Could you repeat the records below exactly, leaving out any pictures?
* * *
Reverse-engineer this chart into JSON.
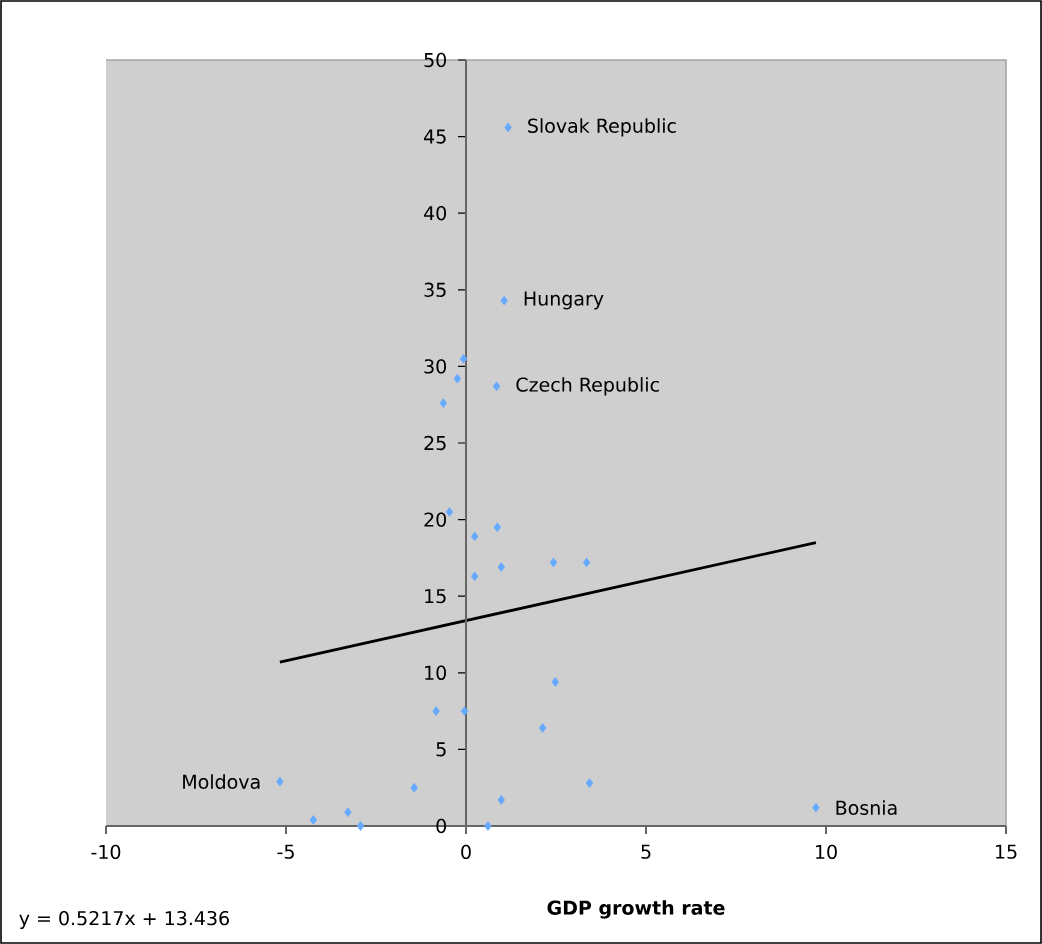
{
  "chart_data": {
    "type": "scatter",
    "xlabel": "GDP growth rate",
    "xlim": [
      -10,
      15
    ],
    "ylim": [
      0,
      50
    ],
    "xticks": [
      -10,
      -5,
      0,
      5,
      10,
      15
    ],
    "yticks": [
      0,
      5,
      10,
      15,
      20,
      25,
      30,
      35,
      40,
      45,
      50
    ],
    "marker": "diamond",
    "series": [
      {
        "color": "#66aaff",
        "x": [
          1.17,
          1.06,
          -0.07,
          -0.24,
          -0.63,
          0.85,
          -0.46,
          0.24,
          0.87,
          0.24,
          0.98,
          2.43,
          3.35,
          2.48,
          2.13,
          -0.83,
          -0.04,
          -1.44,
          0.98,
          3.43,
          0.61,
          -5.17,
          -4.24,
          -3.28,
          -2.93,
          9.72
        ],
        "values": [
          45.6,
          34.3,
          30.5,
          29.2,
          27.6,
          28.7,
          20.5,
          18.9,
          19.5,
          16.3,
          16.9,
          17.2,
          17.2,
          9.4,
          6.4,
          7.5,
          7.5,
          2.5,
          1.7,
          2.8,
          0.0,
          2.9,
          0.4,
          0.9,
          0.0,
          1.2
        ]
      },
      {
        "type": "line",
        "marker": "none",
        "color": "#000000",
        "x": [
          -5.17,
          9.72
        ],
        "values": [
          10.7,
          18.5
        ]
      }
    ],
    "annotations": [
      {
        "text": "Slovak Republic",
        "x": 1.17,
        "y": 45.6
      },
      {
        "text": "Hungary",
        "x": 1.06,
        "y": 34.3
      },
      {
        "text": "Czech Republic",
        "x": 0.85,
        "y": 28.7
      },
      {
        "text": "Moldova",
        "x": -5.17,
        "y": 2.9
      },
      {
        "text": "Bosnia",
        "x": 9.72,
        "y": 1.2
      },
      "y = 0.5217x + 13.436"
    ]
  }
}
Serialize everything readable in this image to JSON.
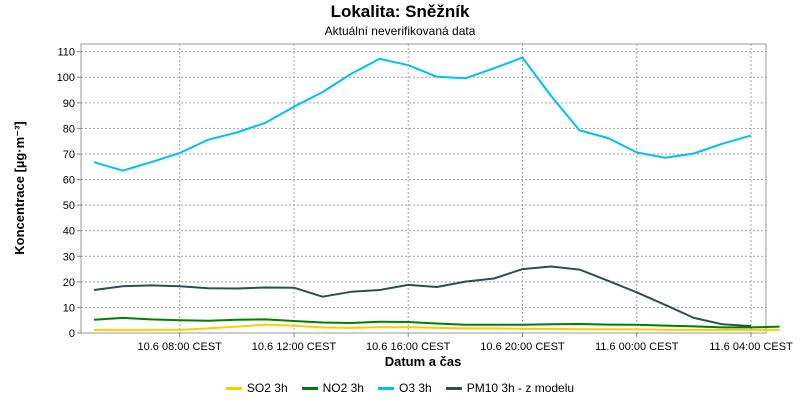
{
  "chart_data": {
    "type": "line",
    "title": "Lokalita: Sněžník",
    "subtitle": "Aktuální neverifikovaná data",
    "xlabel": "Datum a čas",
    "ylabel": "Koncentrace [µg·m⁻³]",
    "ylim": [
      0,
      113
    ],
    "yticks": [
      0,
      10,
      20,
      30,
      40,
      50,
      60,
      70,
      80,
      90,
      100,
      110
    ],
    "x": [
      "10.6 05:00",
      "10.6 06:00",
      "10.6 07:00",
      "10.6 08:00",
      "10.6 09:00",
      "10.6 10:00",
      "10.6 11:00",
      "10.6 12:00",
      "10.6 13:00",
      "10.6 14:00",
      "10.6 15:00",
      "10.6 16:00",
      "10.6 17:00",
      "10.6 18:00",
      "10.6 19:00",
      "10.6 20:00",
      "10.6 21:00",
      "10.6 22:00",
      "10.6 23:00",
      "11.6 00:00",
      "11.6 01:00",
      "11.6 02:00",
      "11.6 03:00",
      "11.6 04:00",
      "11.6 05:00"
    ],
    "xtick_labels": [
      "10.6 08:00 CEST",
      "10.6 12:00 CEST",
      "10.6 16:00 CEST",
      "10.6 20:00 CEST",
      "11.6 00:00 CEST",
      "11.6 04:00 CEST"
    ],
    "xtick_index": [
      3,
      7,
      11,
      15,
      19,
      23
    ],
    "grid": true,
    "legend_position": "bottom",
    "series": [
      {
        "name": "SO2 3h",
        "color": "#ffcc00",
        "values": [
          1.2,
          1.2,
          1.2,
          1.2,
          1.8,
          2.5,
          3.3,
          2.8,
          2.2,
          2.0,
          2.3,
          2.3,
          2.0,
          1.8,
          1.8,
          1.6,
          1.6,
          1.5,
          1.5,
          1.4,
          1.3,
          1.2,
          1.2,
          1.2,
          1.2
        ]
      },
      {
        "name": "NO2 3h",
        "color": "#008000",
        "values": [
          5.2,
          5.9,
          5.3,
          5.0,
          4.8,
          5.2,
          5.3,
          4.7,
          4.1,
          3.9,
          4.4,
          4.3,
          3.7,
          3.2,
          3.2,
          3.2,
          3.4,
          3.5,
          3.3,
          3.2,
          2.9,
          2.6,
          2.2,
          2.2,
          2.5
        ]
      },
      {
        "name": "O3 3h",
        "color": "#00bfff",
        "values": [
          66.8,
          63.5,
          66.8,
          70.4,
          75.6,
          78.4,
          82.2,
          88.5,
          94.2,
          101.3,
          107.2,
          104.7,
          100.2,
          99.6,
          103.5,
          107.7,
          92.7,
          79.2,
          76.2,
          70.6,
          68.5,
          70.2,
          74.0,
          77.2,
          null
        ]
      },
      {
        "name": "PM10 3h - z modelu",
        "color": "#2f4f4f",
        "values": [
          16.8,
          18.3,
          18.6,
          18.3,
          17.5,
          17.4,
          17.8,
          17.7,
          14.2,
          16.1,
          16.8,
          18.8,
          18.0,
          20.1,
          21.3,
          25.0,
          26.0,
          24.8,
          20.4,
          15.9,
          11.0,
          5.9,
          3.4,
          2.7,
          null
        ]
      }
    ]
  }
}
* * *
## TASK OUTPUT:
Reverse-engineer this chart into JSON.
{
  "chart_data": {
    "type": "scatter",
    "xlabel": "GDP growth rate",
    "xlim": [
      -10,
      15
    ],
    "ylim": [
      0,
      50
    ],
    "xticks": [
      -10,
      -5,
      0,
      5,
      10,
      15
    ],
    "yticks": [
      0,
      5,
      10,
      15,
      20,
      25,
      30,
      35,
      40,
      45,
      50
    ],
    "marker": "diamond",
    "series": [
      {
        "color": "#66aaff",
        "x": [
          1.17,
          1.06,
          -0.07,
          -0.24,
          -0.63,
          0.85,
          -0.46,
          0.24,
          0.87,
          0.24,
          0.98,
          2.43,
          3.35,
          2.48,
          2.13,
          -0.83,
          -0.04,
          -1.44,
          0.98,
          3.43,
          0.61,
          -5.17,
          -4.24,
          -3.28,
          -2.93,
          9.72
        ],
        "values": [
          45.6,
          34.3,
          30.5,
          29.2,
          27.6,
          28.7,
          20.5,
          18.9,
          19.5,
          16.3,
          16.9,
          17.2,
          17.2,
          9.4,
          6.4,
          7.5,
          7.5,
          2.5,
          1.7,
          2.8,
          0.0,
          2.9,
          0.4,
          0.9,
          0.0,
          1.2
        ]
      },
      {
        "type": "line",
        "marker": "none",
        "color": "#000000",
        "x": [
          -5.17,
          9.72
        ],
        "values": [
          10.7,
          18.5
        ]
      }
    ],
    "annotations": [
      {
        "text": "Slovak Republic",
        "x": 1.17,
        "y": 45.6
      },
      {
        "text": "Hungary",
        "x": 1.06,
        "y": 34.3
      },
      {
        "text": "Czech Republic",
        "x": 0.85,
        "y": 28.7
      },
      {
        "text": "Moldova",
        "x": -5.17,
        "y": 2.9
      },
      {
        "text": "Bosnia",
        "x": 9.72,
        "y": 1.2
      },
      "y = 0.5217x + 13.436"
    ]
  }
}
Serialize everything readable in this image to JSON.
{
  "chart_data": {
    "type": "line",
    "title": "Lokalita: Sněžník",
    "subtitle": "Aktuální neverifikovaná data",
    "xlabel": "Datum a čas",
    "ylabel": "Koncentrace [µg·m⁻³]",
    "ylim": [
      0,
      113
    ],
    "yticks": [
      0,
      10,
      20,
      30,
      40,
      50,
      60,
      70,
      80,
      90,
      100,
      110
    ],
    "x": [
      "10.6 05:00",
      "10.6 06:00",
      "10.6 07:00",
      "10.6 08:00",
      "10.6 09:00",
      "10.6 10:00",
      "10.6 11:00",
      "10.6 12:00",
      "10.6 13:00",
      "10.6 14:00",
      "10.6 15:00",
      "10.6 16:00",
      "10.6 17:00",
      "10.6 18:00",
      "10.6 19:00",
      "10.6 20:00",
      "10.6 21:00",
      "10.6 22:00",
      "10.6 23:00",
      "11.6 00:00",
      "11.6 01:00",
      "11.6 02:00",
      "11.6 03:00",
      "11.6 04:00",
      "11.6 05:00"
    ],
    "xtick_labels": [
      "10.6 08:00 CEST",
      "10.6 12:00 CEST",
      "10.6 16:00 CEST",
      "10.6 20:00 CEST",
      "11.6 00:00 CEST",
      "11.6 04:00 CEST"
    ],
    "xtick_index": [
      3,
      7,
      11,
      15,
      19,
      23
    ],
    "grid": true,
    "legend_position": "bottom",
    "series": [
      {
        "name": "SO2 3h",
        "color": "#ffcc00",
        "values": [
          1.2,
          1.2,
          1.2,
          1.2,
          1.8,
          2.5,
          3.3,
          2.8,
          2.2,
          2.0,
          2.3,
          2.3,
          2.0,
          1.8,
          1.8,
          1.6,
          1.6,
          1.5,
          1.5,
          1.4,
          1.3,
          1.2,
          1.2,
          1.2,
          1.2
        ]
      },
      {
        "name": "NO2 3h",
        "color": "#008000",
        "values": [
          5.2,
          5.9,
          5.3,
          5.0,
          4.8,
          5.2,
          5.3,
          4.7,
          4.1,
          3.9,
          4.4,
          4.3,
          3.7,
          3.2,
          3.2,
          3.2,
          3.4,
          3.5,
          3.3,
          3.2,
          2.9,
          2.6,
          2.2,
          2.2,
          2.5
        ]
      },
      {
        "name": "O3 3h",
        "color": "#00bfff",
        "values": [
          66.8,
          63.5,
          66.8,
          70.4,
          75.6,
          78.4,
          82.2,
          88.5,
          94.2,
          101.3,
          107.2,
          104.7,
          100.2,
          99.6,
          103.5,
          107.7,
          92.7,
          79.2,
          76.2,
          70.6,
          68.5,
          70.2,
          74.0,
          77.2,
          null
        ]
      },
      {
        "name": "PM10 3h - z modelu",
        "color": "#2f4f4f",
        "values": [
          16.8,
          18.3,
          18.6,
          18.3,
          17.5,
          17.4,
          17.8,
          17.7,
          14.2,
          16.1,
          16.8,
          18.8,
          18.0,
          20.1,
          21.3,
          25.0,
          26.0,
          24.8,
          20.4,
          15.9,
          11.0,
          5.9,
          3.4,
          2.7,
          null
        ]
      }
    ]
  }
}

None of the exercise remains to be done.